■ **제공된 발췌문**
- - -
# 데이터 분석
## - 한글 형태소 분석
## - 워드클라우드
## - 의미망분석

# 한글 형태소 분석

In [None]:
!pip3 install jpype
!pip3 install konlpy

## 단문에 대한 형태소 분석

In [None]:
from konlpy.tag import Kkma

kkma = Kkma()
print(kkma.pos("한국어 형태소 분석은 재밌습니다"))

from collections import Counter

pos = kkma.pos("한국어 형태소 분석은 재밌습니다")
count = Counter(pos)
print(count)

## 파일에 대한 형태소 분석

In [None]:
from konlpy.tag import Kkma
from collections import Counter

with open('thirties.txt', encoding='utf-8') as file:
    text = file.read()

kkma = Kkma()

nouns = kkma.nouns(text)
print(nouns)
count = Counter(nouns)
print(count)
print(count.most_common(5))

## 발의안에 대한 형태소 분석

In [None]:
from collections import Counter
from konlpy.tag import Twitter
from konlpy.corpus import kobill    # Docs from pokr.kr/bill

files_ko = kobill.fileids()         # Get file ids
print(files_ko)

text = kobill.open('1809891.txt').read()
print(text)

t = Twitter()
nouns = t.nouns(text)
count = Counter(nouns)
print(count.most_common(5))

# 워드 클라우드

 #### 예제 출처: PinkWInk(http://pinkwink.kr/1029, 방문일: 2018년 7월 10일)

In [None]:
from matplotlib import pyplot as plt
from wordcloud import WordCloud   

text = open('thirties.txt', encoding='utf-8').read()

wordcloud = WordCloud().generate(text)

In [None]:
wordcloud.words_

In [None]:
import nltk
from konlpy.corpus import kolaw
from konlpy.tag import Twitter 
t = Twitter()

In [None]:
ko_con_text = kolaw.open('constitution.txt').read()
ko_con_text

In [None]:
tokens_ko = t.nouns(ko_con_text)
tokens_ko

In [None]:
stop_words = ['제', '월', '일', '조', '애', '수']
tokens_ko = [each_word for each_word in tokens_ko if each_word not in stop_words]
tokens_ko

In [None]:
ko = nltk.Text(tokens_ko)
ko.vocab().most_common(5)

## c.f. 한글폰트 설정

In [None]:
from matplotlib import font_manager, rc
font_name = font_manager.FontProperties(fname="AppleGothic.ttf").get_name()
rc('font', family=font_name)

In [None]:
data = ko.vocab().most_common(500)
tmp_data = dict(data)

wordcloud = WordCloud(font_path = "AppleGothic.ttf", 
                     relative_scaling = 0.2,
                     background_color = 'white',
                     ).generate_from_frequencies(tmp_data)
plt.figure(figsize = (16, 8))
plt.imshow(wordcloud)
plt.axis('off')
plt.show()

In [None]:
import numpy as np
from PIL import Image   

korea_coloring = np.array(Image.open("korea_mask.jpg"))
- - -
■ **제공 자료**
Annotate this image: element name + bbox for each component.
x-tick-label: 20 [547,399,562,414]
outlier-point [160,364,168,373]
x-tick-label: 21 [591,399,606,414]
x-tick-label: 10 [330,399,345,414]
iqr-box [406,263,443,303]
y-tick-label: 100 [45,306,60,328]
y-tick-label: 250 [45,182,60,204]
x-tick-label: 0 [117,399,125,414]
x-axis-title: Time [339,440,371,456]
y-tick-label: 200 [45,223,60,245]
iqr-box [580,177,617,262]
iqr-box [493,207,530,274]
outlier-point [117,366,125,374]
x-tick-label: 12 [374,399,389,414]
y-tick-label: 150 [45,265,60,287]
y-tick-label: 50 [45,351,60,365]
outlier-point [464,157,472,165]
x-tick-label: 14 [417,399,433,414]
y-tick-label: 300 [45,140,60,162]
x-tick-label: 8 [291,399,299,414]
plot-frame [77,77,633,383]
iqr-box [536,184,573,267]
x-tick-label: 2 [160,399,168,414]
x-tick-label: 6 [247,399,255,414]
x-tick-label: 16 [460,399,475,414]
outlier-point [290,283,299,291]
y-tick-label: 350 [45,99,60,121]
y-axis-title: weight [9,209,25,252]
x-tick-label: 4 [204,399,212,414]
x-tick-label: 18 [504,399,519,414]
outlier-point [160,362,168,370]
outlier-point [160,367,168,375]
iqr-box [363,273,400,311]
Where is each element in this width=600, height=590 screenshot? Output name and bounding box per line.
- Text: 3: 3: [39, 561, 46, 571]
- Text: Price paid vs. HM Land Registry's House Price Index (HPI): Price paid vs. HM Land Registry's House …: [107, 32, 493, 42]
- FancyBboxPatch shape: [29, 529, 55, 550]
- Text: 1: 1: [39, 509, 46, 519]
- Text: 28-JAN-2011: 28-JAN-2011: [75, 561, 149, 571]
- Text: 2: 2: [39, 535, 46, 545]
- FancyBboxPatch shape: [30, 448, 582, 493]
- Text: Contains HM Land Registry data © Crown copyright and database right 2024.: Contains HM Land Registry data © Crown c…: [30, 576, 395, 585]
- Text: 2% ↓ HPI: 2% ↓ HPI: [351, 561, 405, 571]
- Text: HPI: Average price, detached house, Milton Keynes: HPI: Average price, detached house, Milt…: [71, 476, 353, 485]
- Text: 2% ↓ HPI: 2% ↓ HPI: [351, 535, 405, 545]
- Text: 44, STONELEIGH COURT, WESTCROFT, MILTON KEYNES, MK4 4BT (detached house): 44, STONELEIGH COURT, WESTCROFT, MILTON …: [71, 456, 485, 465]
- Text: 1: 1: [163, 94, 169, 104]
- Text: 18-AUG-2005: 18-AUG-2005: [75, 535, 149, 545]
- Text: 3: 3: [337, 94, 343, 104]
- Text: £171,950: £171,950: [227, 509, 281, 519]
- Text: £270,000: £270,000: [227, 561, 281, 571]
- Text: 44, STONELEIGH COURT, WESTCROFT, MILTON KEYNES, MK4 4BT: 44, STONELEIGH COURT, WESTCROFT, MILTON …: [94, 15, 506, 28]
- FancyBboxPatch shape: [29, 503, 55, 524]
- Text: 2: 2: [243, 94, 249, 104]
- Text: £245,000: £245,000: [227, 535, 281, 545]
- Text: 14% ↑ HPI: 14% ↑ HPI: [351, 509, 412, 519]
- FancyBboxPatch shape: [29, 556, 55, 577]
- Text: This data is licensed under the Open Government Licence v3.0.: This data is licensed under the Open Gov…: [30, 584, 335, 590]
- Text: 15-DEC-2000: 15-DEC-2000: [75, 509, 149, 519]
- - -
■ **풀어야 할 문제**
**1.** 형태소 분석 발췌문에서 워드클라우드 예제의 출처로 밝힌 곳과 방문일은 무엇인가요?
**2.** 형태소 분석 발췌문의 마지막 줄 다음부터 내용을 이어서 완성하세요.

■ **제공된 답안**
**1.** PinkWInk(http://pinkwink.kr/1029)이며, 방문일은 2018년 7월 10일입니다.

**2.**
from wordcloud import ImageColorGenerator 
image_colors = ImageColorGenerator(korea_coloring)

#### 이미지 출처: https://www.pinterest.co.kr/pin/514395588671378068/

In [None]:
plt.figure(figsize=(12, 12))
plt.imshow(korea_coloring, cmap=plt.cm.gray, interpolation='bilinear')
plt.axis("off")
plt.show()

In [None]:
wordcloud = WordCloud(font_path ="AppleGothic.ttf", 
                     relative_scaling=0.2, mask=korea_coloring,
                      background_color='white', 
                      min_font_size=1, max_font_size=40).generate_from_frequencies(tmp_data)
plt.figure(figsize=(12,12))
plt.imshow(wordcloud.recolor(color_func=image_colors), interpolation='bilinear')
plt.axis("off")
plt.show()

## 의미망 분석

In [None]:
import networkx as nx

In [None]:
g = nx.Graph()

# NODES
g.add_node(1)
g.add_node(2)
g.add_nodes_from([3, 4, 5, "six", "hello"])
g.node[1]['type']='number'

In [None]:
print(g.nodes())
print(g.node[1])
print(g.node[2])
print(g.nodes(data=True))
print(len(g))

In [None]:
# EDGES
g.add_edge(1, 2)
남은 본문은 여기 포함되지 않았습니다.